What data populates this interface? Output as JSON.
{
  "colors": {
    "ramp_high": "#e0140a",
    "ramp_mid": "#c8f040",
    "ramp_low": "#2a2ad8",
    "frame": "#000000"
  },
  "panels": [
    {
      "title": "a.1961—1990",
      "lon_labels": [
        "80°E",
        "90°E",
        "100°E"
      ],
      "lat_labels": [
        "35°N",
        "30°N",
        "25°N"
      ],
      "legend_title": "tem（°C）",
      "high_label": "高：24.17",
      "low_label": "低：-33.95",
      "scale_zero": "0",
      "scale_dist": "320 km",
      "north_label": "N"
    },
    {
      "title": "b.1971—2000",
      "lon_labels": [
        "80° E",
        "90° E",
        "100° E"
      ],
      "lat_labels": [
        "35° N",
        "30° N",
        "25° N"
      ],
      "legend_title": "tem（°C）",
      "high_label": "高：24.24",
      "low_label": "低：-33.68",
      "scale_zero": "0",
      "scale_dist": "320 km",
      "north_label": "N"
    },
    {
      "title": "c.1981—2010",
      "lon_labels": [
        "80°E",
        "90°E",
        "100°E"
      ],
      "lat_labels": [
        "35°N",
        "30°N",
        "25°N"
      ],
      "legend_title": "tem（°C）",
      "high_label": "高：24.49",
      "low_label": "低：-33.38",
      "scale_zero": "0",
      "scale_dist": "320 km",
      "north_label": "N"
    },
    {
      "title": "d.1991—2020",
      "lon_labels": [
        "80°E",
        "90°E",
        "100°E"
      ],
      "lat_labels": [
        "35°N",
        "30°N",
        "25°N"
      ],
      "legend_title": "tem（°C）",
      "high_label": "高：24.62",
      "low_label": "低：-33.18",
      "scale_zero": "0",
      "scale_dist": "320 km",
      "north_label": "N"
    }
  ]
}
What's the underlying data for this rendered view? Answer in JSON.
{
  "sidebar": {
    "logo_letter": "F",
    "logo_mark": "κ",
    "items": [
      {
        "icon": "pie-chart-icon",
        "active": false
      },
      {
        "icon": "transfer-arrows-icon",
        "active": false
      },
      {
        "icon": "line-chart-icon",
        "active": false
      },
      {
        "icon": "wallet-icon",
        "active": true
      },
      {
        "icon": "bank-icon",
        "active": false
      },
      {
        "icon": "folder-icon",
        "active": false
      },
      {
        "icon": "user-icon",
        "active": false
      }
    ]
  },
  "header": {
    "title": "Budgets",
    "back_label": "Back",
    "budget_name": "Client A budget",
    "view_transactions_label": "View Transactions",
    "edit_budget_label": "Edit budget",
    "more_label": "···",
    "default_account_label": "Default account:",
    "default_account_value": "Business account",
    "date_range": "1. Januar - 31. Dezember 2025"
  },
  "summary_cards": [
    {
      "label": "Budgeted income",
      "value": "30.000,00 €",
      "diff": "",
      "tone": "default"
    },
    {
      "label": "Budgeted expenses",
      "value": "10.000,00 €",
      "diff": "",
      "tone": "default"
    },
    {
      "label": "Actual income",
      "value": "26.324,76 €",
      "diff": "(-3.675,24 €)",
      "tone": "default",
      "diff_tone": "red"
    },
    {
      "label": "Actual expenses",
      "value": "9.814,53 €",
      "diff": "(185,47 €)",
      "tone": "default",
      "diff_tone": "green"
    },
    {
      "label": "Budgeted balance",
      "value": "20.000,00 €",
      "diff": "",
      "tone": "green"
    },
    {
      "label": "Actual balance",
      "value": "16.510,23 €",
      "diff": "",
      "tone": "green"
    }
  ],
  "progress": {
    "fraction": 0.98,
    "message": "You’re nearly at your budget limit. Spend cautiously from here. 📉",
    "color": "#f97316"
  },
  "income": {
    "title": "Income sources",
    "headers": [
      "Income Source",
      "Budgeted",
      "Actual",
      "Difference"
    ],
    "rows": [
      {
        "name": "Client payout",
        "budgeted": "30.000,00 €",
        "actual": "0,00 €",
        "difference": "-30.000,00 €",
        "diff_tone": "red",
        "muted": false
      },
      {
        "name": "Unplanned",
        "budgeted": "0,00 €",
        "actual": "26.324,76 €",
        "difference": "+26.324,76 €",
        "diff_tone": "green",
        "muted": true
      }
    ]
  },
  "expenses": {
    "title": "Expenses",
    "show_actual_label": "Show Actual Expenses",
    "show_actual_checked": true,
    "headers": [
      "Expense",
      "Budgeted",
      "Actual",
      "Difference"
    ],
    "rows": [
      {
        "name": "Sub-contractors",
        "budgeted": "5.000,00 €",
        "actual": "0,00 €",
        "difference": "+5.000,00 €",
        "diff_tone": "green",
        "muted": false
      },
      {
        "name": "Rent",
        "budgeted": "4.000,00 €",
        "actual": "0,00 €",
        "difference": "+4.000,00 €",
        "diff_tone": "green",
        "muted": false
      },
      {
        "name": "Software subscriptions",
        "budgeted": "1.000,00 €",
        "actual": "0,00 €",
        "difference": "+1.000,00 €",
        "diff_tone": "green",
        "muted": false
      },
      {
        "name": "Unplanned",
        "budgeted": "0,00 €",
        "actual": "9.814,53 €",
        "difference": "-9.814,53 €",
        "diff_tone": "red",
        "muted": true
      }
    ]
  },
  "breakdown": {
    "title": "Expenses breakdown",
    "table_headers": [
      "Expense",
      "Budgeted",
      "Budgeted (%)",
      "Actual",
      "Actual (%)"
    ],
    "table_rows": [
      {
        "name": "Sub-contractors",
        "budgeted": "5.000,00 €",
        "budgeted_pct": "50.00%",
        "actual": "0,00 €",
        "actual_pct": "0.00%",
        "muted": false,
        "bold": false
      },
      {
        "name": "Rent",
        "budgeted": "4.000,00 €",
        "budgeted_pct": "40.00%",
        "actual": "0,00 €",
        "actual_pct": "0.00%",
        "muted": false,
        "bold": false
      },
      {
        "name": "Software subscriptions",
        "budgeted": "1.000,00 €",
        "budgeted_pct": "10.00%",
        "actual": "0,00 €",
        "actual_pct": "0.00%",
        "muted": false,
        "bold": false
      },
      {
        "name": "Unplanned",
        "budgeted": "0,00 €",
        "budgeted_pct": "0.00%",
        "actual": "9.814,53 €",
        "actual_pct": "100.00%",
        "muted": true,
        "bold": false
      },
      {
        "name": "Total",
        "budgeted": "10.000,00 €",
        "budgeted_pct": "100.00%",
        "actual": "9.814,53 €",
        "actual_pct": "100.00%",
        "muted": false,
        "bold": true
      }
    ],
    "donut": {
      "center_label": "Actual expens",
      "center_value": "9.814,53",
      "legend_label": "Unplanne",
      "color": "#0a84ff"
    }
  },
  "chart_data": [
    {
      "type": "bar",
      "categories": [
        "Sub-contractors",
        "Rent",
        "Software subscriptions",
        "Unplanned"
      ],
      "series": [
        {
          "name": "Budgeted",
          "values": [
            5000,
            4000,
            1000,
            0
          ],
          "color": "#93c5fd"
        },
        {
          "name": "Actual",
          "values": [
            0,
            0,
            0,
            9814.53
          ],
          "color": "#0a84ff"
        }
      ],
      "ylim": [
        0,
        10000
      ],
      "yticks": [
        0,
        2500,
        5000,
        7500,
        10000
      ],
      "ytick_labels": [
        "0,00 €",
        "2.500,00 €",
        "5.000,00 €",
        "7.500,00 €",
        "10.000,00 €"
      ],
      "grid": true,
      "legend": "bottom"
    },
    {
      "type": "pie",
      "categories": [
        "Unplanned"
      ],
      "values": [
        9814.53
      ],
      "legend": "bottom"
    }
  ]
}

⁂

Report how many lines of the data hold the string "breakdown"; give only the number.

2